- Things to do -
a: In the PeopleSoft CRM article, which company did PeopleSoft acquire in 1999 to build its CRM business?
b: Carry on the PeopleSoft CRM article past its final paragraph.

- Passage -
——————

PeopleSoft: New Releases Prove Company Staying Focused

Enhancements and new products for PeopleSoft's CRM suite include regulatory compliance with the national Do Not Call list, synchronization with Notes and Outlook, and integration with SAP and Oracle back-office applications.

With the sword of Damocles—or Larry Ellison—hanging over its head, PeopleSoft Inc. could be forgiven if it allowed new product releases or software updates to slip as it focused on more pressing matters, such as survival.

Last week, however, PeopleSoft announced new enhancements and products for its PeopleSoft CRM suite, including compliance with regulations imposed by the national Do Not Call list, better synchronization with e-mail clients and personal information managers such as Lotus Notes and Microsoft Outlook, and canned integration with popular back office applications from SAP AG and Oracle Corp.

Thanks to a 1999 acquisition of CRM specialist Vantive, PeopleSoft has developed a respected CRM business, trailing market leader Siebel Systems, along with SAP and Oracle, in the large enterprise market segment. According to AMR Research, PeopleSoft has more than 1,200 customers currently using or implementing CRM—although half of those are legacy Vantive customers who have not upgraded to PeopleSoft CRM.

To ensure compliance with the Federal Trade Commission’s Do Not Call list, the Productivity Pack introduces a new tracking system that lets call center agents specify a customer’s preferred method of contact. This also lets agent specify contact channels that customers wish to opt out of, says PeopleSoft CRM vice president of marketing Brad Wilson.

“[Do Not Call] provides a very complete solution for customers that want to try to implement a best-in-class solution. It has very fine-grained support for options like: do you not want any phone calls at all [or] do you want certain kinds of phone calls,” he comments, arguing that some of PeopleSoft’s competitors have approached Do Not Call support in a kludgey fashion, issuing workarounds to their existing applications. “We have a data model that can express very fine-grained customer preferences.”

Other enhancements include a "quick customer create" feature that lets center agents create new customer records on the basis of email inquiries, along with a bulk-ordering capability that lets sales departments capture bulk orders as a single order entry, and track each component of a bulk order individually. Finally, PeopleSoft is delivering Infosync Server, a component that provides automatic synchronization with Microsoft Outlook and Lotus Notes, and that eliminates the manual step of loading software.

——————

- Entries provided -
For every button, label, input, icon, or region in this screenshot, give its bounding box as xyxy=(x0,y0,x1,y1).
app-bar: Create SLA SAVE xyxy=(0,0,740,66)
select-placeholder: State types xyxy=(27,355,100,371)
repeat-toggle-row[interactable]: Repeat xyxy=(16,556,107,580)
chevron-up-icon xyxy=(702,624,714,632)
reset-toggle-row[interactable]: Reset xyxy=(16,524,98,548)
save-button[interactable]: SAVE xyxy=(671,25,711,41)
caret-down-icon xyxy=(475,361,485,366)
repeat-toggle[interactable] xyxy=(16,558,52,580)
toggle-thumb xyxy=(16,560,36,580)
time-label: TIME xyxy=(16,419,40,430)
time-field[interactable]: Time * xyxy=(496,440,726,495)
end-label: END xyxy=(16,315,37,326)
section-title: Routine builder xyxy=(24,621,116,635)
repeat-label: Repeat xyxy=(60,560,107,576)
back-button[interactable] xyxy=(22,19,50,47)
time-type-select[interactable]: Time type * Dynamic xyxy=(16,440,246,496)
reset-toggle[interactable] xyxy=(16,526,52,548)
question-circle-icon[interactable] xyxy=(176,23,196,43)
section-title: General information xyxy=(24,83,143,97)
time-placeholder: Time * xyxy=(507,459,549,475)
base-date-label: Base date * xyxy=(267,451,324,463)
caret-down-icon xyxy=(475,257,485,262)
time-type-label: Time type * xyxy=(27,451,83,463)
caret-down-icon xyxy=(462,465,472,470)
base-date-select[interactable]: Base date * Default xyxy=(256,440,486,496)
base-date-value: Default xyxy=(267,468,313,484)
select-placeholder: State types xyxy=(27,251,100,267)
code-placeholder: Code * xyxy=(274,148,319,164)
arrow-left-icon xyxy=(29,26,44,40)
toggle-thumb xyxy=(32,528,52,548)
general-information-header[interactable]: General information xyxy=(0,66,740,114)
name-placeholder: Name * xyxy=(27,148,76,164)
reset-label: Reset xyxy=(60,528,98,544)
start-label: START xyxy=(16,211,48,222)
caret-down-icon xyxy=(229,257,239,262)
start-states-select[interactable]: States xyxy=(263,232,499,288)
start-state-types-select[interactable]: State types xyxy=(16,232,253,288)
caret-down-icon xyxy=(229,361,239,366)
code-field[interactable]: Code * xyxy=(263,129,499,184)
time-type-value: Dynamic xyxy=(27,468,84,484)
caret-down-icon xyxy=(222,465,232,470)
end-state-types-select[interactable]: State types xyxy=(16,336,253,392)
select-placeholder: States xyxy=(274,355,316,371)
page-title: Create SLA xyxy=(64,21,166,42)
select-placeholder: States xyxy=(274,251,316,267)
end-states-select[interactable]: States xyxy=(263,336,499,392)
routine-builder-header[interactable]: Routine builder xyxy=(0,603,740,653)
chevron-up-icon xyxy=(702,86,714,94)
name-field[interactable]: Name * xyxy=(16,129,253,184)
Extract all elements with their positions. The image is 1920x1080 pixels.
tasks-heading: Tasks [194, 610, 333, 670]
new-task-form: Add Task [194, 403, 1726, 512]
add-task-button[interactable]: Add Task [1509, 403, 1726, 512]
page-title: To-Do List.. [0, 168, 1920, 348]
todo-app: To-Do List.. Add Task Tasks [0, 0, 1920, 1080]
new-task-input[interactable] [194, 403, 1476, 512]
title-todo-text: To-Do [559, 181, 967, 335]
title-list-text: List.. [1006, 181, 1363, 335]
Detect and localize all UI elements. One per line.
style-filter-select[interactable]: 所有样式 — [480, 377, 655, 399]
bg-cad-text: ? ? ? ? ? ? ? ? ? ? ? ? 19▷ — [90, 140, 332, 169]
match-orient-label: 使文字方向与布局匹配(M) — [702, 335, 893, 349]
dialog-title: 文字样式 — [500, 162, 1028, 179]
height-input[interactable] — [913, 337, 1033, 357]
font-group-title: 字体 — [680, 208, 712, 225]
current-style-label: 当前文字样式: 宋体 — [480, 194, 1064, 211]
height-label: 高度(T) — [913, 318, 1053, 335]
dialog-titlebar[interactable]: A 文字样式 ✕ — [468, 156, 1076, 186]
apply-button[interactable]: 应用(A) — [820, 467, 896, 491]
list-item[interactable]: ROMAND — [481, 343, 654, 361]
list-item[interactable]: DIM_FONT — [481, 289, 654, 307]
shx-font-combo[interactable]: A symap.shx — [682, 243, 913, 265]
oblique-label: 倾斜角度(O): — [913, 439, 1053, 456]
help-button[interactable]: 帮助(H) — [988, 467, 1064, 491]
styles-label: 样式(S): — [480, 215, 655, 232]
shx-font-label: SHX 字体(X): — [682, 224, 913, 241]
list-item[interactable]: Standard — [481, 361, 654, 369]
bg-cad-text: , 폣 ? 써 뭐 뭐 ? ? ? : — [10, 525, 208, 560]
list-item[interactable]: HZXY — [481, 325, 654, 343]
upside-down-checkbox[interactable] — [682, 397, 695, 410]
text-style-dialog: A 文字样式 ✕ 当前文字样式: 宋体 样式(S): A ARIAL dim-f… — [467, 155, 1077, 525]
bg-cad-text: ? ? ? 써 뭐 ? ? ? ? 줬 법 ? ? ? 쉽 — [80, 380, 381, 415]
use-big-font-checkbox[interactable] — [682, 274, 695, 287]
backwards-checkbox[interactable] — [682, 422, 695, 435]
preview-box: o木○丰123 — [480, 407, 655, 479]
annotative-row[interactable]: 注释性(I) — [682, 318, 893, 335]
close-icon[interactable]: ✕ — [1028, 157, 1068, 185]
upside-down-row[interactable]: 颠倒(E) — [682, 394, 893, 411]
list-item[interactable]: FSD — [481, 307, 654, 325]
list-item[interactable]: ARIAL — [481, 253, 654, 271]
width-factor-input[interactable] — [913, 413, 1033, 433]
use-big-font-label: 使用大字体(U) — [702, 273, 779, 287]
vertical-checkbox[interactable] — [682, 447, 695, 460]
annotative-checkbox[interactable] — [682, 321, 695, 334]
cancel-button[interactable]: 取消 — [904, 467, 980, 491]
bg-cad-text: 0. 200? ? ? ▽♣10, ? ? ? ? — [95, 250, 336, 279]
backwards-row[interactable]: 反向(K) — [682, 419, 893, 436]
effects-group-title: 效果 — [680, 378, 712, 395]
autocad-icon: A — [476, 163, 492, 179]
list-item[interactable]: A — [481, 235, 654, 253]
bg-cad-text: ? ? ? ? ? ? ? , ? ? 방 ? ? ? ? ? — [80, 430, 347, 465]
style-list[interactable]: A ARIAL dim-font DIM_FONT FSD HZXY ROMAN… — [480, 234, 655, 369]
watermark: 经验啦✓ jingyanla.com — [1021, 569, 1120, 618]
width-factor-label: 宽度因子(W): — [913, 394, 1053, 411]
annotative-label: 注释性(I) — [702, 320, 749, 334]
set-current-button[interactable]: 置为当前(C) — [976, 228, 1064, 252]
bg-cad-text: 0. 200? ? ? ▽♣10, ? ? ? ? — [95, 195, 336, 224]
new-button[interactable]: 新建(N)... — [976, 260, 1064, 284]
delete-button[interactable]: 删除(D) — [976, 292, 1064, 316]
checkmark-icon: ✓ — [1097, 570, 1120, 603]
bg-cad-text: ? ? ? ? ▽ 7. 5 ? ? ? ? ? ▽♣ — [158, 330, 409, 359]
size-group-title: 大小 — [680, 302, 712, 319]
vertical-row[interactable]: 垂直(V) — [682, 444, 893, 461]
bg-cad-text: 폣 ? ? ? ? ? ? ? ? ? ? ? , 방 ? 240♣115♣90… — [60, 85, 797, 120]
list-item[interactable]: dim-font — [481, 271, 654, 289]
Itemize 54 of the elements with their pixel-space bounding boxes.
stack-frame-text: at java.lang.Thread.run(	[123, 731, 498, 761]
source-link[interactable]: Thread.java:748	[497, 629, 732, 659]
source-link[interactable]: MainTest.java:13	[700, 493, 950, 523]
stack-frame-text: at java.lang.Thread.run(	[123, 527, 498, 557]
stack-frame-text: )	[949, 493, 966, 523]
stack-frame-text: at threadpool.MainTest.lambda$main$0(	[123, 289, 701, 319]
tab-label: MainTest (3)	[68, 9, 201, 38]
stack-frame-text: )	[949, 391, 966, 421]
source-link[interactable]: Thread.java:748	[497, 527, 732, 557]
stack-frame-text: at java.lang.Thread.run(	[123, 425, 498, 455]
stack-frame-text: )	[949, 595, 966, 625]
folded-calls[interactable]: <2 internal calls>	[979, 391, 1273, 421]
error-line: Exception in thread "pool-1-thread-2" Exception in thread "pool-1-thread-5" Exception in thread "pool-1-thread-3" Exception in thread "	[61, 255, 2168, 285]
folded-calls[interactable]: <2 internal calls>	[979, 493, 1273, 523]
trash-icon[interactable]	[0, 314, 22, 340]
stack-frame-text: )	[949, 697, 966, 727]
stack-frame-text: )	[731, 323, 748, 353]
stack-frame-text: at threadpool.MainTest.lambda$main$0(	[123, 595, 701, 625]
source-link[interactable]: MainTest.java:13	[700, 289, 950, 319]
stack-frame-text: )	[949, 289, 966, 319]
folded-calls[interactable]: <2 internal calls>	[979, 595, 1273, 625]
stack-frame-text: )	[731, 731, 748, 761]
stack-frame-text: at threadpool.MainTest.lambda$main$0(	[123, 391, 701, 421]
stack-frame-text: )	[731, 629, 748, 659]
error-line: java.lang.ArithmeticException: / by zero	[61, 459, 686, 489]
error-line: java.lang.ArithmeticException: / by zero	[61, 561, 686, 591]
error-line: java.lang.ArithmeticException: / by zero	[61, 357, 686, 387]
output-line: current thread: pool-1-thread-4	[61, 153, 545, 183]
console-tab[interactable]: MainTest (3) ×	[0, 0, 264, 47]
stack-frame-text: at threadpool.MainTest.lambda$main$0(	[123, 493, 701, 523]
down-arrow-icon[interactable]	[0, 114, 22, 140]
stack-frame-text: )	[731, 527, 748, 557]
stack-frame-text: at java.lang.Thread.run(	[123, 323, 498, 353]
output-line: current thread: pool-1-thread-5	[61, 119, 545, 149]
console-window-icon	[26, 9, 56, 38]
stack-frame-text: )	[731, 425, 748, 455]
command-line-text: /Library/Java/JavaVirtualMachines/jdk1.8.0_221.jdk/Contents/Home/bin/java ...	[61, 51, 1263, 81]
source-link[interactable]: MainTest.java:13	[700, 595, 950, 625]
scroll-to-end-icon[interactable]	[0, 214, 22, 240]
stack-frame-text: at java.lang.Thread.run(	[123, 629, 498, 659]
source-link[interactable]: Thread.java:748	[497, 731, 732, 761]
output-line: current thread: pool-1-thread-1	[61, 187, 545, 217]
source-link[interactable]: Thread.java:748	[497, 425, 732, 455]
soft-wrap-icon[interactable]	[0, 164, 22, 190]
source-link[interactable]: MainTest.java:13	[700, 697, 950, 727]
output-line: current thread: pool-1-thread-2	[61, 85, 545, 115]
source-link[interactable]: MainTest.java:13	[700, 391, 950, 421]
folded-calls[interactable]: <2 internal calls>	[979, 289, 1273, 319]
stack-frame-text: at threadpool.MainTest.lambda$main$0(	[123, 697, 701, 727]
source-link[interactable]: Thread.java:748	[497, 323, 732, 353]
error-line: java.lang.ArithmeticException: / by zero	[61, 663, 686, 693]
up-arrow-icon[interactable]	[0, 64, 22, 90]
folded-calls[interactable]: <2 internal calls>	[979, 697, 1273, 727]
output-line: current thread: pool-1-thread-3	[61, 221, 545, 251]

——————

- Expected results -
a: Vantive, a CRM specialist.

b:
While the enhancements introduce important new functionality that is a competitive differentiator for PeopleSoft, the company is also delivering products that help it play catch-up with some of its competitors.

For example, PeopleSoft introduced six new Process Integration Packs for CRM that provide pre-built integration between Oracle and SAP applications and PeopleSoft’s order management, service fulfillment, and service request materials authorization modules.

The Process Integration Packs exploit integration technology that PeopleSoft developed resulting from its AppConnect initiative, announced last year. Nevertheless, suggests Kelly Spang Ferguson, principal CRM analyst with consultancy Current Analysis, PeopleSoft is still in the early stages of building an integration platform to rival those of its competitors. “PeopleSoft is in the early stages of rolling out its Process Integration Packs to integrate its applications with third-party applications, which puts it in a catch-up mode with e-business rivals including Oracle, SAP, and Siebel that have established integration platforms,” Spang Ferguson writes.

Wilson says that customers should expect additional Process Integration Packs for supply chain management and other applications over the next few months.

Customers Give PeopleSoft CRM High Marks

AMR recently surveyed PeopleSoft CRM customers and found that most gave the suite high marks in many categories.

In particular, the analyst firm noted, respondents say that PeopleSoft has made great leaps in usability in recent revisions of the suite. Many customers touted the responsiveness of the PeopleSoft support team, and all references indicated that if they had to do it all over again, they’d still choose PeopleSoft CRM. AMR’s survey pool was based on references selected by PeopleSoft, along with unsolicited references that the firm itself discovered.

PeopleSoft’s Wilson says that his company is committed to “the total ownership experience” of its software. “That’s really trying to make sure that usability is improved, that implementations are smoother and upgrades are easier,” he comments. “We’re spending over half a billion dollars to do this across all of our products, including CRM.”

About the Author

Stephen Swoyer is a Nashville, TN-based freelance journalist who writes about technology.